A run of records
-- start --

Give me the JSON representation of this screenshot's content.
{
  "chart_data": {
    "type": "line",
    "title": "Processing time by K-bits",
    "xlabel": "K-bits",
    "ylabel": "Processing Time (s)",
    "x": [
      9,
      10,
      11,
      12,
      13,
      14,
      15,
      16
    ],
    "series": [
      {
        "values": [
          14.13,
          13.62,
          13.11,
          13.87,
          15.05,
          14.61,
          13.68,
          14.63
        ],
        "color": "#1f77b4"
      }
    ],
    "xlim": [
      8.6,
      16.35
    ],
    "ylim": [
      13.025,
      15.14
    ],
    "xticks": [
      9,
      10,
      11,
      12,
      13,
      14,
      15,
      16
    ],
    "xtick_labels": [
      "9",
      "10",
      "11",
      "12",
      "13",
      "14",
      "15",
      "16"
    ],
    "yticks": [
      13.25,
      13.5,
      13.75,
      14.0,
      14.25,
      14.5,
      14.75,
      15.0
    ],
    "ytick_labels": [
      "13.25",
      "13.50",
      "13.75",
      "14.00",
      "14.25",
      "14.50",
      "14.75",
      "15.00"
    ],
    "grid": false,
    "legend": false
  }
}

-- end --

# [What you have to do]
Reproduce the complete data exactly as presented above.

# [Task result]
Give me the JSON representation of this screenshot's content.
{
  "chart_data": {
    "type": "line",
    "title": "Processing time by K-bits",
    "xlabel": "K-bits",
    "ylabel": "Processing Time (s)",
    "x": [
      9,
      10,
      11,
      12,
      13,
      14,
      15,
      16
    ],
    "series": [
      {
        "values": [
          14.13,
          13.62,
          13.11,
          13.87,
          15.05,
          14.61,
          13.68,
          14.63
        ],
        "color": "#1f77b4"
      }
    ],
    "xlim": [
      8.6,
      16.35
    ],
    "ylim": [
      13.025,
      15.14
    ],
    "xticks": [
      9,
      10,
      11,
      12,
      13,
      14,
      15,
      16
    ],
    "xtick_labels": [
      "9",
      "10",
      "11",
      "12",
      "13",
      "14",
      "15",
      "16"
    ],
    "yticks": [
      13.25,
      13.5,
      13.75,
      14.0,
      14.25,
      14.5,
      14.75,
      15.0
    ],
    "ytick_labels": [
      "13.25",
      "13.50",
      "13.75",
      "14.00",
      "14.25",
      "14.50",
      "14.75",
      "15.00"
    ],
    "grid": false,
    "legend": false
  }
}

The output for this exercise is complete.